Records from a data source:
────────────────────

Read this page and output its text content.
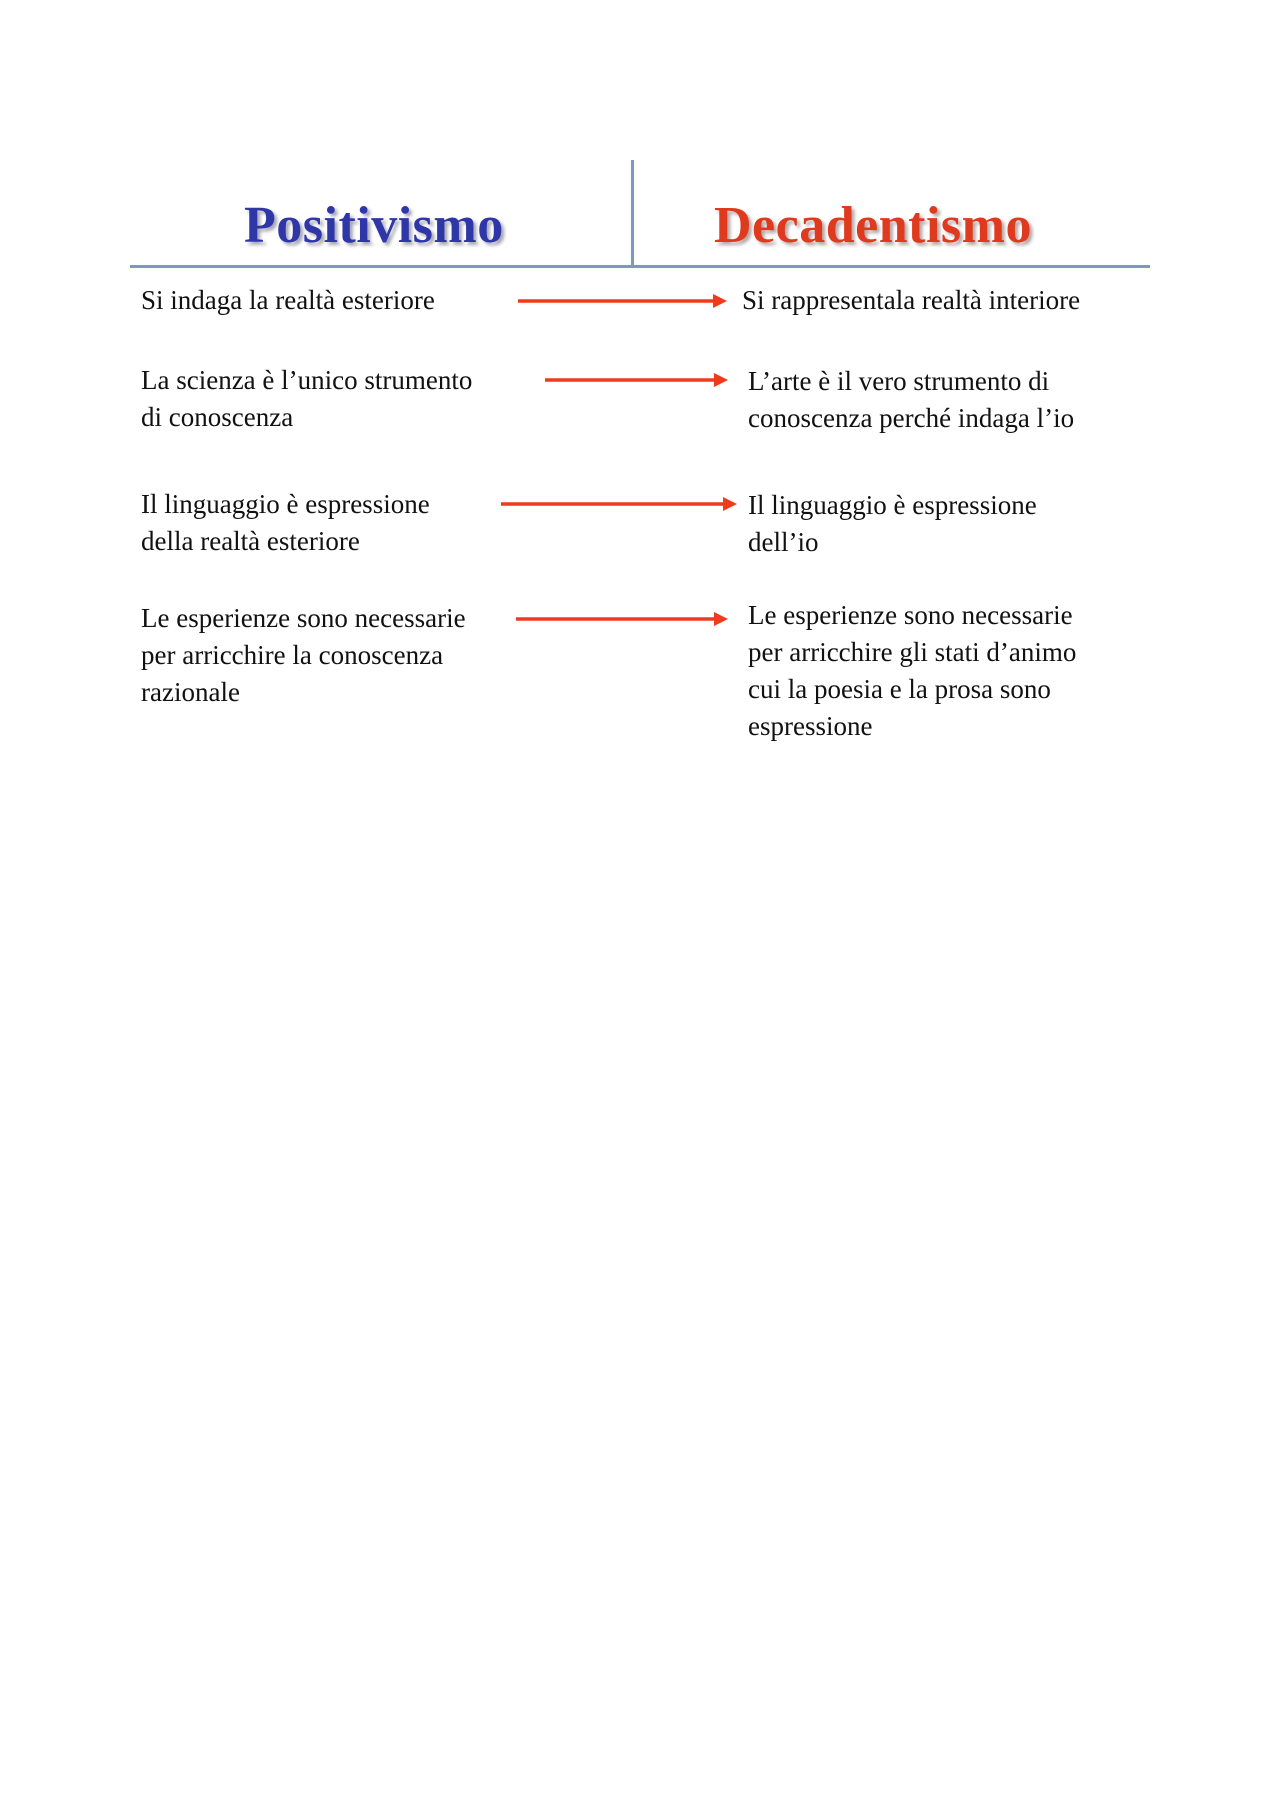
Positivismo	Decadentismo
Si indaga la realtà esteriore	Si rappresentala realtà interiore
La scienza è l’unico strumento
di conoscenza
L’arte è il vero strumento di
conoscenza perché indaga l’io
Il linguaggio è espressione
della realtà esteriore
Il linguaggio è espressione
dell’io
Le esperienze sono necessarie
per arricchire la conoscenza
razionale
Le esperienze sono necessarie
per arricchire gli stati d’animo
cui la poesia e la prosa sono
espressione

────────────────────

Given task: Transcribe the whole listing exactly. Pictures stay out of your copy.

Solved exercise:
Read this page and output its text content.
Positivismo	Decadentismo
Si indaga la realtà esteriore	Si rappresentala realtà interiore
La scienza è l’unico strumento
di conoscenza
L’arte è il vero strumento di
conoscenza perché indaga l’io
Il linguaggio è espressione
della realtà esteriore
Il linguaggio è espressione
dell’io
Le esperienze sono necessarie
per arricchire la conoscenza
razionale
Le esperienze sono necessarie
per arricchire gli stati d’animo
cui la poesia e la prosa sono
espressione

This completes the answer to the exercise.